**DIRECTIVE:**
Write out all the entries word for word, but skip any images.

**SUPPLIED INFORMATION:**
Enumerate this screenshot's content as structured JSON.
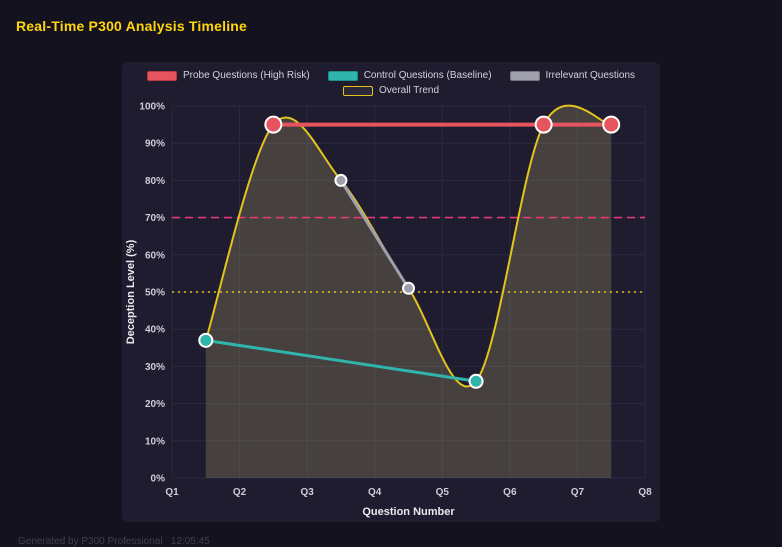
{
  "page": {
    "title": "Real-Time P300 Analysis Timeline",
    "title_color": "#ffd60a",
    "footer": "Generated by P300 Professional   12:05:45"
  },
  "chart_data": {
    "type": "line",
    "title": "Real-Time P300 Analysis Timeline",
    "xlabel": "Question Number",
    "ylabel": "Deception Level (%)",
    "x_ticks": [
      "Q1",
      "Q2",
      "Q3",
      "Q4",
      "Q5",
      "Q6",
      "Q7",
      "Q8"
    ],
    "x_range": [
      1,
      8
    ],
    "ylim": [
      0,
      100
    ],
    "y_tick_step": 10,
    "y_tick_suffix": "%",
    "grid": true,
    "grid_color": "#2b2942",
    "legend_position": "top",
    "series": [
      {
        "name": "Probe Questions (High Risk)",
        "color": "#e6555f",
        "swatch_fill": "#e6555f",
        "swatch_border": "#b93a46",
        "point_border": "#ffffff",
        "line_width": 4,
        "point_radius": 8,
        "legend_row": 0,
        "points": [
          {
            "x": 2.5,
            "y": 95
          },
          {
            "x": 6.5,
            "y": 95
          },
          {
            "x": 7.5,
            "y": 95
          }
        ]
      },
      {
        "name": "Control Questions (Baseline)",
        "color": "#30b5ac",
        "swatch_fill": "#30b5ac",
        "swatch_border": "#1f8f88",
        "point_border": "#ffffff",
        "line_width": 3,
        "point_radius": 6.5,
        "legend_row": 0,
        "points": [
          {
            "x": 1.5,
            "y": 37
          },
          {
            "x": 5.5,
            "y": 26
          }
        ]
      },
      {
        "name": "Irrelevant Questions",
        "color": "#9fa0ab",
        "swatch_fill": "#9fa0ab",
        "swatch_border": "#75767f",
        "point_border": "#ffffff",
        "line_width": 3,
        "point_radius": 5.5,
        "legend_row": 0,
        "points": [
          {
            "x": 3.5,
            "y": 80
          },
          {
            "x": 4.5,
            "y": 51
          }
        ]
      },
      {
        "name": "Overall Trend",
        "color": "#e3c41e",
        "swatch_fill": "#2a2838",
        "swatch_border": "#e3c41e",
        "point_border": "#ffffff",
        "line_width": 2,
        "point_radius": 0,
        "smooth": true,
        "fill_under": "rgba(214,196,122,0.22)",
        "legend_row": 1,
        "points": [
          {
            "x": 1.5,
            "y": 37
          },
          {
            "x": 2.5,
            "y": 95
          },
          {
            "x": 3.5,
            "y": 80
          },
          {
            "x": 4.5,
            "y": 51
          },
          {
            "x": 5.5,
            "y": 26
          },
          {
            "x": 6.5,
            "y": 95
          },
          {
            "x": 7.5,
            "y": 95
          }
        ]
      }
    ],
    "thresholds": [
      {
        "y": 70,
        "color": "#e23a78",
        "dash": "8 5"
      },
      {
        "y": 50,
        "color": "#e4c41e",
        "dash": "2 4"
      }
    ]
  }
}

**THE SOLUTION:**
Enumerate this screenshot's content as structured JSON.
{
  "page": {
    "title": "Real-Time P300 Analysis Timeline",
    "title_color": "#ffd60a",
    "footer": "Generated by P300 Professional   12:05:45"
  },
  "chart_data": {
    "type": "line",
    "title": "Real-Time P300 Analysis Timeline",
    "xlabel": "Question Number",
    "ylabel": "Deception Level (%)",
    "x_ticks": [
      "Q1",
      "Q2",
      "Q3",
      "Q4",
      "Q5",
      "Q6",
      "Q7",
      "Q8"
    ],
    "x_range": [
      1,
      8
    ],
    "ylim": [
      0,
      100
    ],
    "y_tick_step": 10,
    "y_tick_suffix": "%",
    "grid": true,
    "grid_color": "#2b2942",
    "legend_position": "top",
    "series": [
      {
        "name": "Probe Questions (High Risk)",
        "color": "#e6555f",
        "swatch_fill": "#e6555f",
        "swatch_border": "#b93a46",
        "point_border": "#ffffff",
        "line_width": 4,
        "point_radius": 8,
        "legend_row": 0,
        "points": [
          {
            "x": 2.5,
            "y": 95
          },
          {
            "x": 6.5,
            "y": 95
          },
          {
            "x": 7.5,
            "y": 95
          }
        ]
      },
      {
        "name": "Control Questions (Baseline)",
        "color": "#30b5ac",
        "swatch_fill": "#30b5ac",
        "swatch_border": "#1f8f88",
        "point_border": "#ffffff",
        "line_width": 3,
        "point_radius": 6.5,
        "legend_row": 0,
        "points": [
          {
            "x": 1.5,
            "y": 37
          },
          {
            "x": 5.5,
            "y": 26
          }
        ]
      },
      {
        "name": "Irrelevant Questions",
        "color": "#9fa0ab",
        "swatch_fill": "#9fa0ab",
        "swatch_border": "#75767f",
        "point_border": "#ffffff",
        "line_width": 3,
        "point_radius": 5.5,
        "legend_row": 0,
        "points": [
          {
            "x": 3.5,
            "y": 80
          },
          {
            "x": 4.5,
            "y": 51
          }
        ]
      },
      {
        "name": "Overall Trend",
        "color": "#e3c41e",
        "swatch_fill": "#2a2838",
        "swatch_border": "#e3c41e",
        "point_border": "#ffffff",
        "line_width": 2,
        "point_radius": 0,
        "smooth": true,
        "fill_under": "rgba(214,196,122,0.22)",
        "legend_row": 1,
        "points": [
          {
            "x": 1.5,
            "y": 37
          },
          {
            "x": 2.5,
            "y": 95
          },
          {
            "x": 3.5,
            "y": 80
          },
          {
            "x": 4.5,
            "y": 51
          },
          {
            "x": 5.5,
            "y": 26
          },
          {
            "x": 6.5,
            "y": 95
          },
          {
            "x": 7.5,
            "y": 95
          }
        ]
      }
    ],
    "thresholds": [
      {
        "y": 70,
        "color": "#e23a78",
        "dash": "8 5"
      },
      {
        "y": 50,
        "color": "#e4c41e",
        "dash": "2 4"
      }
    ]
  }
}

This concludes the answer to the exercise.